*Problem details*
The data below needs to be returned exactly, line for line.
━━ Record list ━━
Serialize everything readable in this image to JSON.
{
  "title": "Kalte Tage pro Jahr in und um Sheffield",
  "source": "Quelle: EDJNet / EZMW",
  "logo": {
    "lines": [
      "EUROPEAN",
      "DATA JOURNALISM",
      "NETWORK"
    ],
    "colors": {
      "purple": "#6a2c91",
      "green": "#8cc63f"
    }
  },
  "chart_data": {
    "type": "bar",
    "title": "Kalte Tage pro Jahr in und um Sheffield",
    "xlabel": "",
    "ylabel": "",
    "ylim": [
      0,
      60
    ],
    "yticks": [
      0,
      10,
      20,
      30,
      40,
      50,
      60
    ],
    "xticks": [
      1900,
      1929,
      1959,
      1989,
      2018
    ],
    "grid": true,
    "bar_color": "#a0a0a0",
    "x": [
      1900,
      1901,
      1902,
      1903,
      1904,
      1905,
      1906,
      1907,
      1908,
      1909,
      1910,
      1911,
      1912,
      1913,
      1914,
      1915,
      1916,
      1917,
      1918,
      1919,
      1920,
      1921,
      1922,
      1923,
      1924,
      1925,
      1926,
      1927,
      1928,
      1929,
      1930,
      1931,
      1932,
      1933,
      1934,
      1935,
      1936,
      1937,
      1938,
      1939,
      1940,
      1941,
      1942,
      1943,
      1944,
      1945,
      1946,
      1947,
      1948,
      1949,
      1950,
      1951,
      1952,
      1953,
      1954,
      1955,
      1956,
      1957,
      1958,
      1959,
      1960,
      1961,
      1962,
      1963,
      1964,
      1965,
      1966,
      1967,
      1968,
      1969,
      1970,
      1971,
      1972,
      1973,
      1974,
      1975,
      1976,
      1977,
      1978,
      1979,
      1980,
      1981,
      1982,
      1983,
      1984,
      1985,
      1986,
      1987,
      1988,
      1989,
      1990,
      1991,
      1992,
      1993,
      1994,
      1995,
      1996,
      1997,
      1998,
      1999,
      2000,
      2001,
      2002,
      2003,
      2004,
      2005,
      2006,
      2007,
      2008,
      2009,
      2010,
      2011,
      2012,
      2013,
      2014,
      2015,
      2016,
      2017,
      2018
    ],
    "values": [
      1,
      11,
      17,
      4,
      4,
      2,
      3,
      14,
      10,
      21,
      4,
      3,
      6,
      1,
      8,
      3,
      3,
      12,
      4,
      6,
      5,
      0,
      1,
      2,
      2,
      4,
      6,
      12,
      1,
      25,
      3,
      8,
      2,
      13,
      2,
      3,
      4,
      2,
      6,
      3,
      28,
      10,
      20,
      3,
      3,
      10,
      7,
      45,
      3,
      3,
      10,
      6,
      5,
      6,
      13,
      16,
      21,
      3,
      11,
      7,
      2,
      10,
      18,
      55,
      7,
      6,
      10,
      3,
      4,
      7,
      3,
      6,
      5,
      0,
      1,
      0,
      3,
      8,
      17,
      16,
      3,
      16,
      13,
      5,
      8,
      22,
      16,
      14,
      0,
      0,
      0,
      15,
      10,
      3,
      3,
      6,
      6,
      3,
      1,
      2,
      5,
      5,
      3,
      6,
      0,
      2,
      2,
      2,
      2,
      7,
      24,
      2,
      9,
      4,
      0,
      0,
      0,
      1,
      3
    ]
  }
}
━━━
*Answer to the problem*
Serialize everything readable in this image to JSON.
{
  "title": "Kalte Tage pro Jahr in und um Sheffield",
  "source": "Quelle: EDJNet / EZMW",
  "logo": {
    "lines": [
      "EUROPEAN",
      "DATA JOURNALISM",
      "NETWORK"
    ],
    "colors": {
      "purple": "#6a2c91",
      "green": "#8cc63f"
    }
  },
  "chart_data": {
    "type": "bar",
    "title": "Kalte Tage pro Jahr in und um Sheffield",
    "xlabel": "",
    "ylabel": "",
    "ylim": [
      0,
      60
    ],
    "yticks": [
      0,
      10,
      20,
      30,
      40,
      50,
      60
    ],
    "xticks": [
      1900,
      1929,
      1959,
      1989,
      2018
    ],
    "grid": true,
    "bar_color": "#a0a0a0",
    "x": [
      1900,
      1901,
      1902,
      1903,
      1904,
      1905,
      1906,
      1907,
      1908,
      1909,
      1910,
      1911,
      1912,
      1913,
      1914,
      1915,
      1916,
      1917,
      1918,
      1919,
      1920,
      1921,
      1922,
      1923,
      1924,
      1925,
      1926,
      1927,
      1928,
      1929,
      1930,
      1931,
      1932,
      1933,
      1934,
      1935,
      1936,
      1937,
      1938,
      1939,
      1940,
      1941,
      1942,
      1943,
      1944,
      1945,
      1946,
      1947,
      1948,
      1949,
      1950,
      1951,
      1952,
      1953,
      1954,
      1955,
      1956,
      1957,
      1958,
      1959,
      1960,
      1961,
      1962,
      1963,
      1964,
      1965,
      1966,
      1967,
      1968,
      1969,
      1970,
      1971,
      1972,
      1973,
      1974,
      1975,
      1976,
      1977,
      1978,
      1979,
      1980,
      1981,
      1982,
      1983,
      1984,
      1985,
      1986,
      1987,
      1988,
      1989,
      1990,
      1991,
      1992,
      1993,
      1994,
      1995,
      1996,
      1997,
      1998,
      1999,
      2000,
      2001,
      2002,
      2003,
      2004,
      2005,
      2006,
      2007,
      2008,
      2009,
      2010,
      2011,
      2012,
      2013,
      2014,
      2015,
      2016,
      2017,
      2018
    ],
    "values": [
      1,
      11,
      17,
      4,
      4,
      2,
      3,
      14,
      10,
      21,
      4,
      3,
      6,
      1,
      8,
      3,
      3,
      12,
      4,
      6,
      5,
      0,
      1,
      2,
      2,
      4,
      6,
      12,
      1,
      25,
      3,
      8,
      2,
      13,
      2,
      3,
      4,
      2,
      6,
      3,
      28,
      10,
      20,
      3,
      3,
      10,
      7,
      45,
      3,
      3,
      10,
      6,
      5,
      6,
      13,
      16,
      21,
      3,
      11,
      7,
      2,
      10,
      18,
      55,
      7,
      6,
      10,
      3,
      4,
      7,
      3,
      6,
      5,
      0,
      1,
      0,
      3,
      8,
      17,
      16,
      3,
      16,
      13,
      5,
      8,
      22,
      16,
      14,
      0,
      0,
      0,
      15,
      10,
      3,
      3,
      6,
      6,
      3,
      1,
      2,
      5,
      5,
      3,
      6,
      0,
      2,
      2,
      2,
      2,
      7,
      24,
      2,
      9,
      4,
      0,
      0,
      0,
      1,
      3
    ]
  }
}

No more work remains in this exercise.